(Excerpt from a dataset)
_ _ _ _

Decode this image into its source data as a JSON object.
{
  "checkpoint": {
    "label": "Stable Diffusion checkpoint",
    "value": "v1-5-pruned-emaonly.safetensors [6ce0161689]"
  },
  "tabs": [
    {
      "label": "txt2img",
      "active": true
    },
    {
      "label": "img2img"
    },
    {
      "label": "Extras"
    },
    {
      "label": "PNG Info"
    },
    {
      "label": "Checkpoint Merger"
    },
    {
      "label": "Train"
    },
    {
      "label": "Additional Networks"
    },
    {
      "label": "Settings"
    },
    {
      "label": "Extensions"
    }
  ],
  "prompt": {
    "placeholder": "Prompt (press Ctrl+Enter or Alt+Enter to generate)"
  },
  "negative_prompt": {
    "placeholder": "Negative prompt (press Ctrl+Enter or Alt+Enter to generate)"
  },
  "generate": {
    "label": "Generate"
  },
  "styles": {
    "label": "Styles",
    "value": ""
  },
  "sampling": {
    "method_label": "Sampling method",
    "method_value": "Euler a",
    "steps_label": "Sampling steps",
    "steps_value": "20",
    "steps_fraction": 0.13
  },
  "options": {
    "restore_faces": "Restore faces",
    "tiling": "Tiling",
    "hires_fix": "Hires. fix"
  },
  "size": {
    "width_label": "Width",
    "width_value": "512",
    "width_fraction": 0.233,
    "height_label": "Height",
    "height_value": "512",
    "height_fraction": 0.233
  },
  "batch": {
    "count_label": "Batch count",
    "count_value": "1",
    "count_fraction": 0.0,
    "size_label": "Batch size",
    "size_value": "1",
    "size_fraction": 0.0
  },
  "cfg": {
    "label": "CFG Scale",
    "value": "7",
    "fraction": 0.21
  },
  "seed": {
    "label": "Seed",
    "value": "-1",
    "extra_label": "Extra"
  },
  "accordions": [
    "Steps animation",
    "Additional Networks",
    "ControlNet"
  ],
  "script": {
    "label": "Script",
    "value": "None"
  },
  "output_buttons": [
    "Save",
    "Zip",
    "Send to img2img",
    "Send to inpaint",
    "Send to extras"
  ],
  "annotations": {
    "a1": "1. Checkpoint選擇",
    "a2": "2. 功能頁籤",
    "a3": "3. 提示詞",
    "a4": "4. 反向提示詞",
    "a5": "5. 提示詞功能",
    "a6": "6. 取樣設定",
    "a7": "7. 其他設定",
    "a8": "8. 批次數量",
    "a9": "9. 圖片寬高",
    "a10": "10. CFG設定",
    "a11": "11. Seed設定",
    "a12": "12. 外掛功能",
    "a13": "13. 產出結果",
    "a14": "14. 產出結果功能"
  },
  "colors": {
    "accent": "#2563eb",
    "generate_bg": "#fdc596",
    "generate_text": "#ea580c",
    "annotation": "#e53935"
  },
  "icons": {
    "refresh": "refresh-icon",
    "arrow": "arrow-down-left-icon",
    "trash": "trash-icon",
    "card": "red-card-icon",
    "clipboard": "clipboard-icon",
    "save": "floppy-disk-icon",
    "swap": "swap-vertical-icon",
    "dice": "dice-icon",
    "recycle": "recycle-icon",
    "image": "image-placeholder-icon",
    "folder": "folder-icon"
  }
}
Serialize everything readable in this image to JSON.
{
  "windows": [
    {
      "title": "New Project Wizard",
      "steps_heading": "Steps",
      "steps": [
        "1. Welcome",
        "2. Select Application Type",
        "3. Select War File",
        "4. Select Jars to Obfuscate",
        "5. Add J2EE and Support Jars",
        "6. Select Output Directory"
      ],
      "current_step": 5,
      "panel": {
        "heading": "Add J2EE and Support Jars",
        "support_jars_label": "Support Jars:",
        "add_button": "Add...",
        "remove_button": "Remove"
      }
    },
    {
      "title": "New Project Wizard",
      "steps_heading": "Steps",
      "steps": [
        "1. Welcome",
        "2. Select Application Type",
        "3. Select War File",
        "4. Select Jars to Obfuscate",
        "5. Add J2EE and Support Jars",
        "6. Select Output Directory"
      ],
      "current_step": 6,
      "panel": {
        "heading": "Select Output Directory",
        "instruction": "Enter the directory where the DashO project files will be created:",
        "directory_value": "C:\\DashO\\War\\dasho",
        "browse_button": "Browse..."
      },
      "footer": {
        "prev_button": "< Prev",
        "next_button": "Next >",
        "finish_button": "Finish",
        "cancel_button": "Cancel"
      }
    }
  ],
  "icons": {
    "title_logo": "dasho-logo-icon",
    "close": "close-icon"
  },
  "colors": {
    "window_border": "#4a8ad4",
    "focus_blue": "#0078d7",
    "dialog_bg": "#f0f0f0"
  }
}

_ _ _ _

Task directions: Write out the full listing exactly as given.

Written answer:
Decode this image into its source data as a JSON object.
{
  "checkpoint": {
    "label": "Stable Diffusion checkpoint",
    "value": "v1-5-pruned-emaonly.safetensors [6ce0161689]"
  },
  "tabs": [
    {
      "label": "txt2img",
      "active": true
    },
    {
      "label": "img2img"
    },
    {
      "label": "Extras"
    },
    {
      "label": "PNG Info"
    },
    {
      "label": "Checkpoint Merger"
    },
    {
      "label": "Train"
    },
    {
      "label": "Additional Networks"
    },
    {
      "label": "Settings"
    },
    {
      "label": "Extensions"
    }
  ],
  "prompt": {
    "placeholder": "Prompt (press Ctrl+Enter or Alt+Enter to generate)"
  },
  "negative_prompt": {
    "placeholder": "Negative prompt (press Ctrl+Enter or Alt+Enter to generate)"
  },
  "generate": {
    "label": "Generate"
  },
  "styles": {
    "label": "Styles",
    "value": ""
  },
  "sampling": {
    "method_label": "Sampling method",
    "method_value": "Euler a",
    "steps_label": "Sampling steps",
    "steps_value": "20",
    "steps_fraction": 0.13
  },
  "options": {
    "restore_faces": "Restore faces",
    "tiling": "Tiling",
    "hires_fix": "Hires. fix"
  },
  "size": {
    "width_label": "Width",
    "width_value": "512",
    "width_fraction": 0.233,
    "height_label": "Height",
    "height_value": "512",
    "height_fraction": 0.233
  },
  "batch": {
    "count_label": "Batch count",
    "count_value": "1",
    "count_fraction": 0.0,
    "size_label": "Batch size",
    "size_value": "1",
    "size_fraction": 0.0
  },
  "cfg": {
    "label": "CFG Scale",
    "value": "7",
    "fraction": 0.21
  },
  "seed": {
    "label": "Seed",
    "value": "-1",
    "extra_label": "Extra"
  },
  "accordions": [
    "Steps animation",
    "Additional Networks",
    "ControlNet"
  ],
  "script": {
    "label": "Script",
    "value": "None"
  },
  "output_buttons": [
    "Save",
    "Zip",
    "Send to img2img",
    "Send to inpaint",
    "Send to extras"
  ],
  "annotations": {
    "a1": "1. Checkpoint選擇",
    "a2": "2. 功能頁籤",
    "a3": "3. 提示詞",
    "a4": "4. 反向提示詞",
    "a5": "5. 提示詞功能",
    "a6": "6. 取樣設定",
    "a7": "7. 其他設定",
    "a8": "8. 批次數量",
    "a9": "9. 圖片寬高",
    "a10": "10. CFG設定",
    "a11": "11. Seed設定",
    "a12": "12. 外掛功能",
    "a13": "13. 產出結果",
    "a14": "14. 產出結果功能"
  },
  "colors": {
    "accent": "#2563eb",
    "generate_bg": "#fdc596",
    "generate_text": "#ea580c",
    "annotation": "#e53935"
  },
  "icons": {
    "refresh": "refresh-icon",
    "arrow": "arrow-down-left-icon",
    "trash": "trash-icon",
    "card": "red-card-icon",
    "clipboard": "clipboard-icon",
    "save": "floppy-disk-icon",
    "swap": "swap-vertical-icon",
    "dice": "dice-icon",
    "recycle": "recycle-icon",
    "image": "image-placeholder-icon",
    "folder": "folder-icon"
  }
}
Serialize everything readable in this image to JSON.
{
  "windows": [
    {
      "title": "New Project Wizard",
      "steps_heading": "Steps",
      "steps": [
        "1. Welcome",
        "2. Select Application Type",
        "3. Select War File",
        "4. Select Jars to Obfuscate",
        "5. Add J2EE and Support Jars",
        "6. Select Output Directory"
      ],
      "current_step": 5,
      "panel": {
        "heading": "Add J2EE and Support Jars",
        "support_jars_label": "Support Jars:",
        "add_button": "Add...",
        "remove_button": "Remove"
      }
    },
    {
      "title": "New Project Wizard",
      "steps_heading": "Steps",
      "steps": [
        "1. Welcome",
        "2. Select Application Type",
        "3. Select War File",
        "4. Select Jars to Obfuscate",
        "5. Add J2EE and Support Jars",
        "6. Select Output Directory"
      ],
      "current_step": 6,
      "panel": {
        "heading": "Select Output Directory",
        "instruction": "Enter the directory where the DashO project files will be created:",
        "directory_value": "C:\\DashO\\War\\dasho",
        "browse_button": "Browse..."
      },
      "footer": {
        "prev_button": "< Prev",
        "next_button": "Next >",
        "finish_button": "Finish",
        "cancel_button": "Cancel"
      }
    }
  ],
  "icons": {
    "title_logo": "dasho-logo-icon",
    "close": "close-icon"
  },
  "colors": {
    "window_border": "#4a8ad4",
    "focus_blue": "#0078d7",
    "dialog_bg": "#f0f0f0"
  }
}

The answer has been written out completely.